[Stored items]
┌────────

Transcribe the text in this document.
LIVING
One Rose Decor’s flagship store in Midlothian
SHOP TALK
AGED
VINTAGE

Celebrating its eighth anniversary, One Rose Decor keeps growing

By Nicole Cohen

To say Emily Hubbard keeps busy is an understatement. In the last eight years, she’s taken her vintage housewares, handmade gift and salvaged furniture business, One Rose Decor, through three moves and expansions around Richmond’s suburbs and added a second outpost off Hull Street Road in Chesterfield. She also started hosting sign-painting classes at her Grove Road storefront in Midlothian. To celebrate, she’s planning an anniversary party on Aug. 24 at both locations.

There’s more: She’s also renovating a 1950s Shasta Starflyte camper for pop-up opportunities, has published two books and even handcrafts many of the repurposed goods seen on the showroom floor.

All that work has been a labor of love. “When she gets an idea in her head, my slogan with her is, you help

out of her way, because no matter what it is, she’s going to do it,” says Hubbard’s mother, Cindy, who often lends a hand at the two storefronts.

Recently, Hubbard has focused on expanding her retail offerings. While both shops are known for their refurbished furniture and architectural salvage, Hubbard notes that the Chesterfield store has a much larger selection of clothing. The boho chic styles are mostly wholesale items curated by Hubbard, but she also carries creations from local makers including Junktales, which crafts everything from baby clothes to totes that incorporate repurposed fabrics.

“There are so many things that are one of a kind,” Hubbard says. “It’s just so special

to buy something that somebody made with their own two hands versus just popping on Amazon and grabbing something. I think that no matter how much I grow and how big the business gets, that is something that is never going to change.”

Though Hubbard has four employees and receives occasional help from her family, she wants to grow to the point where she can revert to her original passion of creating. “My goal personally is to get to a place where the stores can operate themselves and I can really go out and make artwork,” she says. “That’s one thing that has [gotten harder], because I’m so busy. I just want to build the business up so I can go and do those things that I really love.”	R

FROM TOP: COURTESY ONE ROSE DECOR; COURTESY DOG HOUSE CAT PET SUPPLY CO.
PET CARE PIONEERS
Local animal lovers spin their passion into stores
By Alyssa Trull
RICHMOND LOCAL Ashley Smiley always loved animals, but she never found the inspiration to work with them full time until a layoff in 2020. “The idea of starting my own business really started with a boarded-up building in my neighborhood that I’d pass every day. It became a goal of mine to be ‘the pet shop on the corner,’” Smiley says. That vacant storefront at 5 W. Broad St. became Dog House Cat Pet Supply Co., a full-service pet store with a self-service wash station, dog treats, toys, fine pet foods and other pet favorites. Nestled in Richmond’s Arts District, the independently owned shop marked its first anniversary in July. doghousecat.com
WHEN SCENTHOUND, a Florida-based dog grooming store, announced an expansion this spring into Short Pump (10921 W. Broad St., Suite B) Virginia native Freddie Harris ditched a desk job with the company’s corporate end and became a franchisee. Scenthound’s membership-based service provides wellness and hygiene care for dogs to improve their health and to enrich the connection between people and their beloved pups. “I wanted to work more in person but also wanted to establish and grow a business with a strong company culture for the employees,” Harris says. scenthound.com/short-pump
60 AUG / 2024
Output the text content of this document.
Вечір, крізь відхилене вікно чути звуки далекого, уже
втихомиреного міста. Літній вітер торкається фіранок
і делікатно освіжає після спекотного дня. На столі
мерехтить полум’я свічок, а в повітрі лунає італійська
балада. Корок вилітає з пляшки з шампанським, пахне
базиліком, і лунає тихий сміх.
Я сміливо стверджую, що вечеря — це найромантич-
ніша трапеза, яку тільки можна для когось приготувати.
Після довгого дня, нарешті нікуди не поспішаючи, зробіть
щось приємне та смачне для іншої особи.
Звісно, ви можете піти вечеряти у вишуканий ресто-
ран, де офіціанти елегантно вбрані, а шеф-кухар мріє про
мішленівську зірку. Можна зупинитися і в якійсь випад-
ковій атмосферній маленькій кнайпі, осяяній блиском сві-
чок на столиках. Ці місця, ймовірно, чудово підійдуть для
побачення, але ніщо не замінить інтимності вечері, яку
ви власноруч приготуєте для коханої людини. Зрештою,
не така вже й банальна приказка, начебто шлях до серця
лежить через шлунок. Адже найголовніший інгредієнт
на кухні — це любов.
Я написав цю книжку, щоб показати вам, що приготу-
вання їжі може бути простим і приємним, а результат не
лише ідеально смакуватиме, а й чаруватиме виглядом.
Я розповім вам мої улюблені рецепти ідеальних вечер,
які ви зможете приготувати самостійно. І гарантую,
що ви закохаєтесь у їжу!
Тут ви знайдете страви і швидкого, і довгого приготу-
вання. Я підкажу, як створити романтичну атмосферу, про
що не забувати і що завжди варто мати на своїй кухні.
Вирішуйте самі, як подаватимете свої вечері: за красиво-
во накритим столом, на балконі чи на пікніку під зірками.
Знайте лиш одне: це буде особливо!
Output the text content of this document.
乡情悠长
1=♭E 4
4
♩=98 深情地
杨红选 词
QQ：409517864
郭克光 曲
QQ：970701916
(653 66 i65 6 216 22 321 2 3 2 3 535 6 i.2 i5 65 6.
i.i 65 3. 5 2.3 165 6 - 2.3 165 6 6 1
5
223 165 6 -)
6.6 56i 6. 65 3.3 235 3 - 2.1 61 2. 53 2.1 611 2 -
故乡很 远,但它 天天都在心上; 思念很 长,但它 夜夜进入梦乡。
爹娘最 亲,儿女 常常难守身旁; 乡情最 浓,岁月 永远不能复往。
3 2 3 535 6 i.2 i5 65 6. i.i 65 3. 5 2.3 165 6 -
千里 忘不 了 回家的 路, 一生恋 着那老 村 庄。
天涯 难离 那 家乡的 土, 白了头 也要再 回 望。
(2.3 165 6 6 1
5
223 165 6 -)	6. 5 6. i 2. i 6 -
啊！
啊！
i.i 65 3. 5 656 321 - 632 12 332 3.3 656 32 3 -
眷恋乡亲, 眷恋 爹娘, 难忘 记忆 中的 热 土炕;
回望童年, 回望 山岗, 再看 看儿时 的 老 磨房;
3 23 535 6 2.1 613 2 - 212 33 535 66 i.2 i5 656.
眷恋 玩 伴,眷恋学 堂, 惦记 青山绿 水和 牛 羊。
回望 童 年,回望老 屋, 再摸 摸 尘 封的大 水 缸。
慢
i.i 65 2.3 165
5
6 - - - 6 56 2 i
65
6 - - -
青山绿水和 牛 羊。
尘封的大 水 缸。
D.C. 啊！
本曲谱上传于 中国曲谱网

└────────

§ **TO DO**
Recopy the entries above exactly, with every line included.

§ **REPLY**
Transcribe the text in this document.
LIVING
One Rose Decor’s flagship store in Midlothian
SHOP TALK
AGED
VINTAGE

Celebrating its eighth anniversary, One Rose Decor keeps growing

By Nicole Cohen

To say Emily Hubbard keeps busy is an understatement. In the last eight years, she’s taken her vintage housewares, handmade gift and salvaged furniture business, One Rose Decor, through three moves and expansions around Richmond’s suburbs and added a second outpost off Hull Street Road in Chesterfield. She also started hosting sign-painting classes at her Grove Road storefront in Midlothian. To celebrate, she’s planning an anniversary party on Aug. 24 at both locations.

There’s more: She’s also renovating a 1950s Shasta Starflyte camper for pop-up opportunities, has published two books and even handcrafts many of the repurposed goods seen on the showroom floor.

All that work has been a labor of love. “When she gets an idea in her head, my slogan with her is, you help

out of her way, because no matter what it is, she’s going to do it,” says Hubbard’s mother, Cindy, who often lends a hand at the two storefronts.

Recently, Hubbard has focused on expanding her retail offerings. While both shops are known for their refurbished furniture and architectural salvage, Hubbard notes that the Chesterfield store has a much larger selection of clothing. The boho chic styles are mostly wholesale items curated by Hubbard, but she also carries creations from local makers including Junktales, which crafts everything from baby clothes to totes that incorporate repurposed fabrics.

“There are so many things that are one of a kind,” Hubbard says. “It’s just so special

to buy something that somebody made with their own two hands versus just popping on Amazon and grabbing something. I think that no matter how much I grow and how big the business gets, that is something that is never going to change.”

Though Hubbard has four employees and receives occasional help from her family, she wants to grow to the point where she can revert to her original passion of creating. “My goal personally is to get to a place where the stores can operate themselves and I can really go out and make artwork,” she says. “That’s one thing that has [gotten harder], because I’m so busy. I just want to build the business up so I can go and do those things that I really love.”	R

FROM TOP: COURTESY ONE ROSE DECOR; COURTESY DOG HOUSE CAT PET SUPPLY CO.
PET CARE PIONEERS
Local animal lovers spin their passion into stores
By Alyssa Trull
RICHMOND LOCAL Ashley Smiley always loved animals, but she never found the inspiration to work with them full time until a layoff in 2020. “The idea of starting my own business really started with a boarded-up building in my neighborhood that I’d pass every day. It became a goal of mine to be ‘the pet shop on the corner,’” Smiley says. That vacant storefront at 5 W. Broad St. became Dog House Cat Pet Supply Co., a full-service pet store with a self-service wash station, dog treats, toys, fine pet foods and other pet favorites. Nestled in Richmond’s Arts District, the independently owned shop marked its first anniversary in July. doghousecat.com
WHEN SCENTHOUND, a Florida-based dog grooming store, announced an expansion this spring into Short Pump (10921 W. Broad St., Suite B) Virginia native Freddie Harris ditched a desk job with the company’s corporate end and became a franchisee. Scenthound’s membership-based service provides wellness and hygiene care for dogs to improve their health and to enrich the connection between people and their beloved pups. “I wanted to work more in person but also wanted to establish and grow a business with a strong company culture for the employees,” Harris says. scenthound.com/short-pump
60 AUG / 2024
Output the text content of this document.
Вечір, крізь відхилене вікно чути звуки далекого, уже
втихомиреного міста. Літній вітер торкається фіранок
і делікатно освіжає після спекотного дня. На столі
мерехтить полум’я свічок, а в повітрі лунає італійська
балада. Корок вилітає з пляшки з шампанським, пахне
базиліком, і лунає тихий сміх.
Я сміливо стверджую, що вечеря — це найромантич-
ніша трапеза, яку тільки можна для когось приготувати.
Після довгого дня, нарешті нікуди не поспішаючи, зробіть
щось приємне та смачне для іншої особи.
Звісно, ви можете піти вечеряти у вишуканий ресто-
ран, де офіціанти елегантно вбрані, а шеф-кухар мріє про
мішленівську зірку. Можна зупинитися і в якійсь випад-
ковій атмосферній маленькій кнайпі, осяяній блиском сві-
чок на столиках. Ці місця, ймовірно, чудово підійдуть для
побачення, але ніщо не замінить інтимності вечері, яку
ви власноруч приготуєте для коханої людини. Зрештою,
не така вже й банальна приказка, начебто шлях до серця
лежить через шлунок. Адже найголовніший інгредієнт
на кухні — це любов.
Я написав цю книжку, щоб показати вам, що приготу-
вання їжі може бути простим і приємним, а результат не
лише ідеально смакуватиме, а й чаруватиме виглядом.
Я розповім вам мої улюблені рецепти ідеальних вечер,
які ви зможете приготувати самостійно. І гарантую,
що ви закохаєтесь у їжу!
Тут ви знайдете страви і швидкого, і довгого приготу-
вання. Я підкажу, як створити романтичну атмосферу, про
що не забувати і що завжди варто мати на своїй кухні.
Вирішуйте самі, як подаватимете свої вечері: за красиво-
во накритим столом, на балконі чи на пікніку під зірками.
Знайте лиш одне: це буде особливо!
Output the text content of this document.
乡情悠长
1=♭E 4
4
♩=98 深情地
杨红选 词
QQ：409517864
郭克光 曲
QQ：970701916
(653 66 i65 6 216 22 321 2 3 2 3 535 6 i.2 i5 65 6.
i.i 65 3. 5 2.3 165 6 - 2.3 165 6 6 1
5
223 165 6 -)
6.6 56i 6. 65 3.3 235 3 - 2.1 61 2. 53 2.1 611 2 -
故乡很 远,但它 天天都在心上; 思念很 长,但它 夜夜进入梦乡。
爹娘最 亲,儿女 常常难守身旁; 乡情最 浓,岁月 永远不能复往。
3 2 3 535 6 i.2 i5 65 6. i.i 65 3. 5 2.3 165 6 -
千里 忘不 了 回家的 路, 一生恋 着那老 村 庄。
天涯 难离 那 家乡的 土, 白了头 也要再 回 望。
(2.3 165 6 6 1
5
223 165 6 -)	6. 5 6. i 2. i 6 -
啊！
啊！
i.i 65 3. 5 656 321 - 632 12 332 3.3 656 32 3 -
眷恋乡亲, 眷恋 爹娘, 难忘 记忆 中的 热 土炕;
回望童年, 回望 山岗, 再看 看儿时 的 老 磨房;
3 23 535 6 2.1 613 2 - 212 33 535 66 i.2 i5 656.
眷恋 玩 伴,眷恋学 堂, 惦记 青山绿 水和 牛 羊。
回望 童 年,回望老 屋, 再摸 摸 尘 封的大 水 缸。
慢
i.i 65 2.3 165
5
6 - - - 6 56 2 i
65
6 - - -
青山绿水和 牛 羊。
尘封的大 水 缸。
D.C. 啊！
本曲谱上传于 中国曲谱网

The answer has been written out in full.